§ **SET EXERCISE**
Only the number is wanted: how many lines of the data contain "الخريطة"?

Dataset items

+++

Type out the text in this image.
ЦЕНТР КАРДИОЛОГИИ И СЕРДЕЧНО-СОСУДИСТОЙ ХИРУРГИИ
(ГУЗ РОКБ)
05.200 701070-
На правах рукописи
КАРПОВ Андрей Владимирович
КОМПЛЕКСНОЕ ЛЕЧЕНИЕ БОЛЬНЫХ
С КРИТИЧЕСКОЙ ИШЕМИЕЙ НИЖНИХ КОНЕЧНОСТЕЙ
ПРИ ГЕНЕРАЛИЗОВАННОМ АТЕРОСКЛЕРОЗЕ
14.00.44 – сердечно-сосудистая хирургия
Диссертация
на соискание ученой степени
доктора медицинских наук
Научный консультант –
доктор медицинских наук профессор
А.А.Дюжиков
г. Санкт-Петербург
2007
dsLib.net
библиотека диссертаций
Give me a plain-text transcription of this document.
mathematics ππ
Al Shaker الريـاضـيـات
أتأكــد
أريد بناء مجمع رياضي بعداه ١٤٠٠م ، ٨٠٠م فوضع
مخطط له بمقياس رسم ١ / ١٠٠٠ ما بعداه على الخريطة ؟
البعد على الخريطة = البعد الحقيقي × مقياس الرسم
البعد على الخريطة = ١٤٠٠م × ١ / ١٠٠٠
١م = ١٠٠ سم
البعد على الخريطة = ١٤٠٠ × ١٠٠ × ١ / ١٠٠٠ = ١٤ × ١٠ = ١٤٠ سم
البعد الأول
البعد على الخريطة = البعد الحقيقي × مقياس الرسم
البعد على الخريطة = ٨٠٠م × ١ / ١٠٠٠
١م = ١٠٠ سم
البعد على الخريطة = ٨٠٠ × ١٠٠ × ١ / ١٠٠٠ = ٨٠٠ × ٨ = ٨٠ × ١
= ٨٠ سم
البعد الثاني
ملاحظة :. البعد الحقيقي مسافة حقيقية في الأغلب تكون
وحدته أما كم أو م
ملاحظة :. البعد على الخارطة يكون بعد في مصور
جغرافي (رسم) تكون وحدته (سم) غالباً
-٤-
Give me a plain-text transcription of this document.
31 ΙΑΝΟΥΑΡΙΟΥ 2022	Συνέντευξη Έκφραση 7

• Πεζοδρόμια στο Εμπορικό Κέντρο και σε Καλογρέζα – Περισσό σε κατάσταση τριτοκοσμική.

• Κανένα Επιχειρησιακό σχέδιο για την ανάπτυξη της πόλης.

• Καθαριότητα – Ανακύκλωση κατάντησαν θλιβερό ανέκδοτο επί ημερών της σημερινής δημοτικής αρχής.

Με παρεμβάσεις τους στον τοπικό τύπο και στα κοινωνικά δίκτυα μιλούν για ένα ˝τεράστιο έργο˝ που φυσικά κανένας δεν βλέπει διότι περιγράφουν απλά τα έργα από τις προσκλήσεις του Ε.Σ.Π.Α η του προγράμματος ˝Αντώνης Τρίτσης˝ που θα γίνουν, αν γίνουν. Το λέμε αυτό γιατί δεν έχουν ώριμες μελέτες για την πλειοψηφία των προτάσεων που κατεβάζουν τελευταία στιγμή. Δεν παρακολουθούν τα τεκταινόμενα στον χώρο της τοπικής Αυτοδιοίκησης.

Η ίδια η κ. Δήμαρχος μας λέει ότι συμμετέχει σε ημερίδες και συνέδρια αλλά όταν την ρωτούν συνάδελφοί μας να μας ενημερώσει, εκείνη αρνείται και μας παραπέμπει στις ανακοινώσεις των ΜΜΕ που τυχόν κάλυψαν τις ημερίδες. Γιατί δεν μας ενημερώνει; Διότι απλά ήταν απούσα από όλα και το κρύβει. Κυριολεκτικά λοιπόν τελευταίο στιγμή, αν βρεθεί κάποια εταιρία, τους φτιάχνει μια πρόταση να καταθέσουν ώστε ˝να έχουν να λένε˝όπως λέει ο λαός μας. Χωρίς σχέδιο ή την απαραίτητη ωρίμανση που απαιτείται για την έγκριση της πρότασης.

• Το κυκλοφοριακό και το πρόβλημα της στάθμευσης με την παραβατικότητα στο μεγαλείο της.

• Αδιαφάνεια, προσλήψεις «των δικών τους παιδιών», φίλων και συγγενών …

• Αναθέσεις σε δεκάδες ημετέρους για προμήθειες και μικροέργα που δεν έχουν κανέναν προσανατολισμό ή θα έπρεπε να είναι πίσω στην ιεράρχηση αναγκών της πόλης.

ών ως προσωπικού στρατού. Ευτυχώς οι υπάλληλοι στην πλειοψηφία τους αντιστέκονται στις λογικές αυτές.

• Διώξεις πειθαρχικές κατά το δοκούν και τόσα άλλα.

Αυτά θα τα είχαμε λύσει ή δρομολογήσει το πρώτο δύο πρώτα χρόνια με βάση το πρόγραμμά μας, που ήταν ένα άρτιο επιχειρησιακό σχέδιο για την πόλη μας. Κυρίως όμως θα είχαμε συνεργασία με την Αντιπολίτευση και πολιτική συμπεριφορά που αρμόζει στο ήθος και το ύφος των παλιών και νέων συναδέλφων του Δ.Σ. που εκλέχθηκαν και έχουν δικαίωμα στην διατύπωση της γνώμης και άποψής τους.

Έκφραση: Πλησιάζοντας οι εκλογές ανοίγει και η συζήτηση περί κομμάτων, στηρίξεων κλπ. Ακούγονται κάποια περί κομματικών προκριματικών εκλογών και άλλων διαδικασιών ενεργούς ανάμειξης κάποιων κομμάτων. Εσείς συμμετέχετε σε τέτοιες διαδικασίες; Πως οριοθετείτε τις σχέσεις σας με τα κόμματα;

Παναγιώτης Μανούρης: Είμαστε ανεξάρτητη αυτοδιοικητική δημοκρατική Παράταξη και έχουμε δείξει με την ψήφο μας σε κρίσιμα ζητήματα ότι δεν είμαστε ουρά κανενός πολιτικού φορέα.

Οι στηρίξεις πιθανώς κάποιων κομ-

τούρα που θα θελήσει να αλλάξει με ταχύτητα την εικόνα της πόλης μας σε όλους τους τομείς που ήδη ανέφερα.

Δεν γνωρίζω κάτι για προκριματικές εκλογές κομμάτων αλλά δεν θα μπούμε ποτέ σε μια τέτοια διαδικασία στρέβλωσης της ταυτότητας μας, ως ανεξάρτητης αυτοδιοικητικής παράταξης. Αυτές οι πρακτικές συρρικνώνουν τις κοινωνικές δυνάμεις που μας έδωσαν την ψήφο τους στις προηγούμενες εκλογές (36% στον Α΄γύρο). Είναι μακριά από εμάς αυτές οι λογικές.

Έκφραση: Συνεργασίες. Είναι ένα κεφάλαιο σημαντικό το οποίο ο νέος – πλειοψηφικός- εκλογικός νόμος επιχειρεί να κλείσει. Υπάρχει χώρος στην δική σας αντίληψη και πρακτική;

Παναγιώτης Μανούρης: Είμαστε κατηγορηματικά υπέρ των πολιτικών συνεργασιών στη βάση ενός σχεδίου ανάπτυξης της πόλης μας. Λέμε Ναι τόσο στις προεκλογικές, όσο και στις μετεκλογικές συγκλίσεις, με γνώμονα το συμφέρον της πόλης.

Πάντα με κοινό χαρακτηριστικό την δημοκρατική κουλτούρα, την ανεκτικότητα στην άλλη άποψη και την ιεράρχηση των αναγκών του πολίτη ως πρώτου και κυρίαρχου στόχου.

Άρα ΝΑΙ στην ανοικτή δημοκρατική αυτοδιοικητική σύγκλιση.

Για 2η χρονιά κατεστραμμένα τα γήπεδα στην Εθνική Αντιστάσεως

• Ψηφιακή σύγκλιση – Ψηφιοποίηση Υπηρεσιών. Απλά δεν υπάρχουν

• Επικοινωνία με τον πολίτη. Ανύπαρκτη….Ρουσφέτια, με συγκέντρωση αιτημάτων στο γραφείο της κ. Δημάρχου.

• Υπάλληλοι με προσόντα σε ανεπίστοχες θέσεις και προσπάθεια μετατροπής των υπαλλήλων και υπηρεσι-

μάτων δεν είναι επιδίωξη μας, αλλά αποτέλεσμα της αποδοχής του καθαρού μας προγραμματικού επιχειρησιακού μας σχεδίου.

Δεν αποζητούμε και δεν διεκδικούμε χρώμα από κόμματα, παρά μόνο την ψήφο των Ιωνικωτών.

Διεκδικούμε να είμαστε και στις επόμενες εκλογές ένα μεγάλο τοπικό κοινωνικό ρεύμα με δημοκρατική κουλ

+++

§ **EXERCISE ANSWER**
7